Give the entries again, word for word.

════════════════

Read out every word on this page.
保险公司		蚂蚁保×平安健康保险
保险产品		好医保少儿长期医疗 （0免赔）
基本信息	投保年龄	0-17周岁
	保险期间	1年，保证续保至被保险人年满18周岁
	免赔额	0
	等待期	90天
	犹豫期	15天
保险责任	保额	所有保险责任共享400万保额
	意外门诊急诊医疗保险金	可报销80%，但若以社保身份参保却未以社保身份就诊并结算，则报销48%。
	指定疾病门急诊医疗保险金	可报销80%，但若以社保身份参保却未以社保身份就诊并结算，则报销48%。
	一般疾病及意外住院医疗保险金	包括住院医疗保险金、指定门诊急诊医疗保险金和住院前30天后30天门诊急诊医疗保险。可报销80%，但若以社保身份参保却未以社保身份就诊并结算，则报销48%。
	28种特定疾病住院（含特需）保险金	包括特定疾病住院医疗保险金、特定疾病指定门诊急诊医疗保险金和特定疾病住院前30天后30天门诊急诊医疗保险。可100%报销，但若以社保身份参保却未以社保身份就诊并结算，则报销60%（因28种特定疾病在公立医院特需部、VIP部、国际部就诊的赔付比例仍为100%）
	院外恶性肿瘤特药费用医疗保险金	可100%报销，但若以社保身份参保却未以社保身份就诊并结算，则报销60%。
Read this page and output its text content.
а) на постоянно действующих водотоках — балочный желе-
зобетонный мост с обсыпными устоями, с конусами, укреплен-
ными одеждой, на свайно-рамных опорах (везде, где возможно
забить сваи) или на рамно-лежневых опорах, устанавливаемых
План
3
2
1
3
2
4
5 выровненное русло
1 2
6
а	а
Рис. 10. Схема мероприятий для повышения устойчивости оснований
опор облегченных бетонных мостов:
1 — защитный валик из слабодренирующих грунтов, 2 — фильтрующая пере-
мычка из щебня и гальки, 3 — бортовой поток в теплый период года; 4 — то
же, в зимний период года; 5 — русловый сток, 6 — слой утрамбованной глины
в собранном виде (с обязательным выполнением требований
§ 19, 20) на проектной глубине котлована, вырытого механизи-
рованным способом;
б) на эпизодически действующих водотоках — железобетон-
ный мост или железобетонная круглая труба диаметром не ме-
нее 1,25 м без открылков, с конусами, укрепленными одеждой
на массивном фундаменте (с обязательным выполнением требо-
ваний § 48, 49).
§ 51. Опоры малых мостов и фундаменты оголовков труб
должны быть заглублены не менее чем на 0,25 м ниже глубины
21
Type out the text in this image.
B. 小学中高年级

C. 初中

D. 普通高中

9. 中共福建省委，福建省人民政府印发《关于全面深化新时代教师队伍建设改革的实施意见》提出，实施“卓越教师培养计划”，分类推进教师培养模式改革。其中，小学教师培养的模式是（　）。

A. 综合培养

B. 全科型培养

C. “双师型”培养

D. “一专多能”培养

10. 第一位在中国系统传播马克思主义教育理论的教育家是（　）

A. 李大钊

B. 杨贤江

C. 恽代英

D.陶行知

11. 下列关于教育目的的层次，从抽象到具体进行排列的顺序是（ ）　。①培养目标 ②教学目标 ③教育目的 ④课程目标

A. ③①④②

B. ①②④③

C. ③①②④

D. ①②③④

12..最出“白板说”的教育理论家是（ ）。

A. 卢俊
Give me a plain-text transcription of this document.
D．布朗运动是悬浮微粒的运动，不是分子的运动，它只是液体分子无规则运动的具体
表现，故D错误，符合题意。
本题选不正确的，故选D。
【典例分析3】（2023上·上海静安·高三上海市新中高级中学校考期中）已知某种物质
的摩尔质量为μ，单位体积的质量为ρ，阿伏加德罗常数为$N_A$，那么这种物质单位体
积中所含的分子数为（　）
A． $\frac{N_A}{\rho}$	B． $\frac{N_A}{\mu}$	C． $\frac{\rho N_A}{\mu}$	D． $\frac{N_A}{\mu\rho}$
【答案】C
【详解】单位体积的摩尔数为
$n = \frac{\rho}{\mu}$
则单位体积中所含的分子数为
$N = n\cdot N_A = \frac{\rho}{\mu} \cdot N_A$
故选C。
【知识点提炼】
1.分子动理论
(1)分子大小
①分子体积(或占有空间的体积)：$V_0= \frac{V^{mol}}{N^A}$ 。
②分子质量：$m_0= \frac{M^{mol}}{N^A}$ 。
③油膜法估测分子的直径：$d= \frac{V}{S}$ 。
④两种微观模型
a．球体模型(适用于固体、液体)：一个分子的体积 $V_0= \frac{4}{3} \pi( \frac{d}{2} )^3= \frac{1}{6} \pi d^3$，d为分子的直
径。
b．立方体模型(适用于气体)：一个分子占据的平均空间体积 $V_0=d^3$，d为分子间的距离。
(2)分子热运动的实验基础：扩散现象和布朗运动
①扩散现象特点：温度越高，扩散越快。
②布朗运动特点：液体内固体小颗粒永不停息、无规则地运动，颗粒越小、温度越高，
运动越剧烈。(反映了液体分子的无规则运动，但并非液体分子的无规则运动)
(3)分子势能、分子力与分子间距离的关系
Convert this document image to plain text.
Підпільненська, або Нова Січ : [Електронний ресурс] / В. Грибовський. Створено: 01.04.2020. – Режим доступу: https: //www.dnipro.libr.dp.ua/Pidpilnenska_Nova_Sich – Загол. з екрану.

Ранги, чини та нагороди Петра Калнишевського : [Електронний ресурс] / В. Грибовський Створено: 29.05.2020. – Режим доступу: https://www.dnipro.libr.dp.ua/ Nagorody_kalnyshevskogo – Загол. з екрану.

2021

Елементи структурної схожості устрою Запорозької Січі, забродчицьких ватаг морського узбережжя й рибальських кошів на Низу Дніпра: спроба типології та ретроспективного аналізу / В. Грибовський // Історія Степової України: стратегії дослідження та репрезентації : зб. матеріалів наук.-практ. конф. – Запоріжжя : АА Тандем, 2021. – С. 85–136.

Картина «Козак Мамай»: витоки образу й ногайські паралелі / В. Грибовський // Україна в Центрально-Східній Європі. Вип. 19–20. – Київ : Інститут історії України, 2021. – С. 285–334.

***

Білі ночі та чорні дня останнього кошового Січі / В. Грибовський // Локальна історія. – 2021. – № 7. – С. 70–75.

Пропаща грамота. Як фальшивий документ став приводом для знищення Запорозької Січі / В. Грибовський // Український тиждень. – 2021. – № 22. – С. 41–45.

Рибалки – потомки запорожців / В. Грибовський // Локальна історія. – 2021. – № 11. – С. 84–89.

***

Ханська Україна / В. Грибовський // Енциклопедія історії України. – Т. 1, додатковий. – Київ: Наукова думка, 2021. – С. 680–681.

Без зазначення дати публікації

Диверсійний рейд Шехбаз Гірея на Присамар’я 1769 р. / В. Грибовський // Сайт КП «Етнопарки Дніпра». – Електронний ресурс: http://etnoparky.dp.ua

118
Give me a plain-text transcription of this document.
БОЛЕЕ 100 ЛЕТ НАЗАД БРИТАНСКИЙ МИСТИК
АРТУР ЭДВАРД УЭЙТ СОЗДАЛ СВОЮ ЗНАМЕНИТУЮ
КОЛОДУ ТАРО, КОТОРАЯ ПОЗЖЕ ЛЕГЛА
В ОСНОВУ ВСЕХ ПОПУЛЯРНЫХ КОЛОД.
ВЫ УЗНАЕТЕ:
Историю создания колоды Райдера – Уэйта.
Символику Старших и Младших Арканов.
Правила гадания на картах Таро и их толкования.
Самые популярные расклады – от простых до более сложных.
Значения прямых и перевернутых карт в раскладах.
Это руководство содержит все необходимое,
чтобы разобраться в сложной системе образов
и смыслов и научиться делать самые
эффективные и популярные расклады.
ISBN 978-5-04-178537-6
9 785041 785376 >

════════════════

THE RESPONSE:
Read out every word on this page.
保险公司		蚂蚁保×平安健康保险
保险产品		好医保少儿长期医疗 （0免赔）
基本信息	投保年龄	0-17周岁
	保险期间	1年，保证续保至被保险人年满18周岁
	免赔额	0
	等待期	90天
	犹豫期	15天
保险责任	保额	所有保险责任共享400万保额
	意外门诊急诊医疗保险金	可报销80%，但若以社保身份参保却未以社保身份就诊并结算，则报销48%。
	指定疾病门急诊医疗保险金	可报销80%，但若以社保身份参保却未以社保身份就诊并结算，则报销48%。
	一般疾病及意外住院医疗保险金	包括住院医疗保险金、指定门诊急诊医疗保险金和住院前30天后30天门诊急诊医疗保险。可报销80%，但若以社保身份参保却未以社保身份就诊并结算，则报销48%。
	28种特定疾病住院（含特需）保险金	包括特定疾病住院医疗保险金、特定疾病指定门诊急诊医疗保险金和特定疾病住院前30天后30天门诊急诊医疗保险。可100%报销，但若以社保身份参保却未以社保身份就诊并结算，则报销60%（因28种特定疾病在公立医院特需部、VIP部、国际部就诊的赔付比例仍为100%）
	院外恶性肿瘤特药费用医疗保险金	可100%报销，但若以社保身份参保却未以社保身份就诊并结算，则报销60%。
Read this page and output its text content.
а) на постоянно действующих водотоках — балочный желе-
зобетонный мост с обсыпными устоями, с конусами, укреплен-
ными одеждой, на свайно-рамных опорах (везде, где возможно
забить сваи) или на рамно-лежневых опорах, устанавливаемых
План
3
2
1
3
2
4
5 выровненное русло
1 2
6
а	а
Рис. 10. Схема мероприятий для повышения устойчивости оснований
опор облегченных бетонных мостов:
1 — защитный валик из слабодренирующих грунтов, 2 — фильтрующая пере-
мычка из щебня и гальки, 3 — бортовой поток в теплый период года; 4 — то
же, в зимний период года; 5 — русловый сток, 6 — слой утрамбованной глины
в собранном виде (с обязательным выполнением требований
§ 19, 20) на проектной глубине котлована, вырытого механизи-
рованным способом;
б) на эпизодически действующих водотоках — железобетон-
ный мост или железобетонная круглая труба диаметром не ме-
нее 1,25 м без открылков, с конусами, укрепленными одеждой
на массивном фундаменте (с обязательным выполнением требо-
ваний § 48, 49).
§ 51. Опоры малых мостов и фундаменты оголовков труб
должны быть заглублены не менее чем на 0,25 м ниже глубины
21
Type out the text in this image.
B. 小学中高年级

C. 初中

D. 普通高中

9. 中共福建省委，福建省人民政府印发《关于全面深化新时代教师队伍建设改革的实施意见》提出，实施“卓越教师培养计划”，分类推进教师培养模式改革。其中，小学教师培养的模式是（　）。

A. 综合培养

B. 全科型培养

C. “双师型”培养

D. “一专多能”培养

10. 第一位在中国系统传播马克思主义教育理论的教育家是（　）

A. 李大钊

B. 杨贤江

C. 恽代英

D.陶行知

11. 下列关于教育目的的层次，从抽象到具体进行排列的顺序是（ ）　。①培养目标 ②教学目标 ③教育目的 ④课程目标

A. ③①④②

B. ①②④③

C. ③①②④

D. ①②③④

12..最出“白板说”的教育理论家是（ ）。

A. 卢俊
Give me a plain-text transcription of this document.
D．布朗运动是悬浮微粒的运动，不是分子的运动，它只是液体分子无规则运动的具体
表现，故D错误，符合题意。
本题选不正确的，故选D。
【典例分析3】（2023上·上海静安·高三上海市新中高级中学校考期中）已知某种物质
的摩尔质量为μ，单位体积的质量为ρ，阿伏加德罗常数为$N_A$，那么这种物质单位体
积中所含的分子数为（　）
A． $\frac{N_A}{\rho}$	B． $\frac{N_A}{\mu}$	C． $\frac{\rho N_A}{\mu}$	D． $\frac{N_A}{\mu\rho}$
【答案】C
【详解】单位体积的摩尔数为
$n = \frac{\rho}{\mu}$
则单位体积中所含的分子数为
$N = n\cdot N_A = \frac{\rho}{\mu} \cdot N_A$
故选C。
【知识点提炼】
1.分子动理论
(1)分子大小
①分子体积(或占有空间的体积)：$V_0= \frac{V^{mol}}{N^A}$ 。
②分子质量：$m_0= \frac{M^{mol}}{N^A}$ 。
③油膜法估测分子的直径：$d= \frac{V}{S}$ 。
④两种微观模型
a．球体模型(适用于固体、液体)：一个分子的体积 $V_0= \frac{4}{3} \pi( \frac{d}{2} )^3= \frac{1}{6} \pi d^3$，d为分子的直
径。
b．立方体模型(适用于气体)：一个分子占据的平均空间体积 $V_0=d^3$，d为分子间的距离。
(2)分子热运动的实验基础：扩散现象和布朗运动
①扩散现象特点：温度越高，扩散越快。
②布朗运动特点：液体内固体小颗粒永不停息、无规则地运动，颗粒越小、温度越高，
运动越剧烈。(反映了液体分子的无规则运动，但并非液体分子的无规则运动)
(3)分子势能、分子力与分子间距离的关系
Convert this document image to plain text.
Підпільненська, або Нова Січ : [Електронний ресурс] / В. Грибовський. Створено: 01.04.2020. – Режим доступу: https: //www.dnipro.libr.dp.ua/Pidpilnenska_Nova_Sich – Загол. з екрану.

Ранги, чини та нагороди Петра Калнишевського : [Електронний ресурс] / В. Грибовський Створено: 29.05.2020. – Режим доступу: https://www.dnipro.libr.dp.ua/ Nagorody_kalnyshevskogo – Загол. з екрану.

2021

Елементи структурної схожості устрою Запорозької Січі, забродчицьких ватаг морського узбережжя й рибальських кошів на Низу Дніпра: спроба типології та ретроспективного аналізу / В. Грибовський // Історія Степової України: стратегії дослідження та репрезентації : зб. матеріалів наук.-практ. конф. – Запоріжжя : АА Тандем, 2021. – С. 85–136.

Картина «Козак Мамай»: витоки образу й ногайські паралелі / В. Грибовський // Україна в Центрально-Східній Європі. Вип. 19–20. – Київ : Інститут історії України, 2021. – С. 285–334.

***

Білі ночі та чорні дня останнього кошового Січі / В. Грибовський // Локальна історія. – 2021. – № 7. – С. 70–75.

Пропаща грамота. Як фальшивий документ став приводом для знищення Запорозької Січі / В. Грибовський // Український тиждень. – 2021. – № 22. – С. 41–45.

Рибалки – потомки запорожців / В. Грибовський // Локальна історія. – 2021. – № 11. – С. 84–89.

***

Ханська Україна / В. Грибовський // Енциклопедія історії України. – Т. 1, додатковий. – Київ: Наукова думка, 2021. – С. 680–681.

Без зазначення дати публікації

Диверсійний рейд Шехбаз Гірея на Присамар’я 1769 р. / В. Грибовський // Сайт КП «Етнопарки Дніпра». – Електронний ресурс: http://etnoparky.dp.ua

118
Give me a plain-text transcription of this document.
БОЛЕЕ 100 ЛЕТ НАЗАД БРИТАНСКИЙ МИСТИК
АРТУР ЭДВАРД УЭЙТ СОЗДАЛ СВОЮ ЗНАМЕНИТУЮ
КОЛОДУ ТАРО, КОТОРАЯ ПОЗЖЕ ЛЕГЛА
В ОСНОВУ ВСЕХ ПОПУЛЯРНЫХ КОЛОД.
ВЫ УЗНАЕТЕ:
Историю создания колоды Райдера – Уэйта.
Символику Старших и Младших Арканов.
Правила гадания на картах Таро и их толкования.
Самые популярные расклады – от простых до более сложных.
Значения прямых и перевернутых карт в раскладах.
Это руководство содержит все необходимое,
чтобы разобраться в сложной системе образов
и смыслов и научиться делать самые
эффективные и популярные расклады.
ISBN 978-5-04-178537-6
9 785041 785376 >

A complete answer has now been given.